BEGIN
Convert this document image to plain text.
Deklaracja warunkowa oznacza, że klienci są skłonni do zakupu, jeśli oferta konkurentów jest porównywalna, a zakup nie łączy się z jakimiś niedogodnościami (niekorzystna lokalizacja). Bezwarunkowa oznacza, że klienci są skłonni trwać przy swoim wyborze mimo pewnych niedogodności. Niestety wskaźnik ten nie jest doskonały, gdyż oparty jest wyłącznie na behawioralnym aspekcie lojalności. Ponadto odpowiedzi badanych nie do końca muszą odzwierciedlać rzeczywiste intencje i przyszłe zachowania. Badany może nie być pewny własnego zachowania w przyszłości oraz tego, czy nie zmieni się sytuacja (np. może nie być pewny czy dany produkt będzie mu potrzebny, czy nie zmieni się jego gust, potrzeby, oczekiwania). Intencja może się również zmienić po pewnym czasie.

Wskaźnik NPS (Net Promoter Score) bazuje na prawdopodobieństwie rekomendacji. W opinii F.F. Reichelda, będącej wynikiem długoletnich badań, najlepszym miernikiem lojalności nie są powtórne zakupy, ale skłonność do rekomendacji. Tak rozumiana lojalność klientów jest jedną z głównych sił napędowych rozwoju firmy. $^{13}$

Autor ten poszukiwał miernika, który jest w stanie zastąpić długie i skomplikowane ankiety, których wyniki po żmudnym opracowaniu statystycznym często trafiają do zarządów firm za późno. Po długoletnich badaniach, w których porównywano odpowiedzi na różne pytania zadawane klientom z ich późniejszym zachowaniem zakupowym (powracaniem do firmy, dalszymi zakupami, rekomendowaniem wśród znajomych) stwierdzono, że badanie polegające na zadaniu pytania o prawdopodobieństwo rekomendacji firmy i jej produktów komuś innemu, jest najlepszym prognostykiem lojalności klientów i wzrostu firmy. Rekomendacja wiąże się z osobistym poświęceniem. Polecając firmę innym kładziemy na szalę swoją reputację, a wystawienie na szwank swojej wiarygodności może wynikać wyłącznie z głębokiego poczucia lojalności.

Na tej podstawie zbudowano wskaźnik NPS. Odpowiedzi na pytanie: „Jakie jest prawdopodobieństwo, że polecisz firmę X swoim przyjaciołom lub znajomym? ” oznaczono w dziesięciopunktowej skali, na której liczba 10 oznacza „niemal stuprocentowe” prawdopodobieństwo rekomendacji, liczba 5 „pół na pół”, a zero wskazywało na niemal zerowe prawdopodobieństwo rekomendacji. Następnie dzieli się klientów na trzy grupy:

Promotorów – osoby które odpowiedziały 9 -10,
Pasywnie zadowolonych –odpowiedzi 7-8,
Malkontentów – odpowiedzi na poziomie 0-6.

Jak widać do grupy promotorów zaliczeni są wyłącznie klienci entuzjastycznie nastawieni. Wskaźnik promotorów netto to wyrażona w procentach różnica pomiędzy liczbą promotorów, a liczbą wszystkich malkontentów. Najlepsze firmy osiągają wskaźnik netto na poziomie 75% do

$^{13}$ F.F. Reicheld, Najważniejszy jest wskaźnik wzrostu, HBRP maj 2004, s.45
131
END
=== Exercise goal ===
Track down all lines above with the string "poziomie" and copy them.

=== Reply ===
Malkontentów – odpowiedzi na poziomie 0-6.
Jak widać do grupy promotorów zaliczeni są wyłącznie klienci entuzjastycznie nastawieni. Wskaźnik promotorów netto to wyrażona w procentach różnica pomiędzy liczbą promotorów, a liczbą wszystkich malkontentów. Najlepsze firmy osiągają wskaźnik netto na poziomie 75% do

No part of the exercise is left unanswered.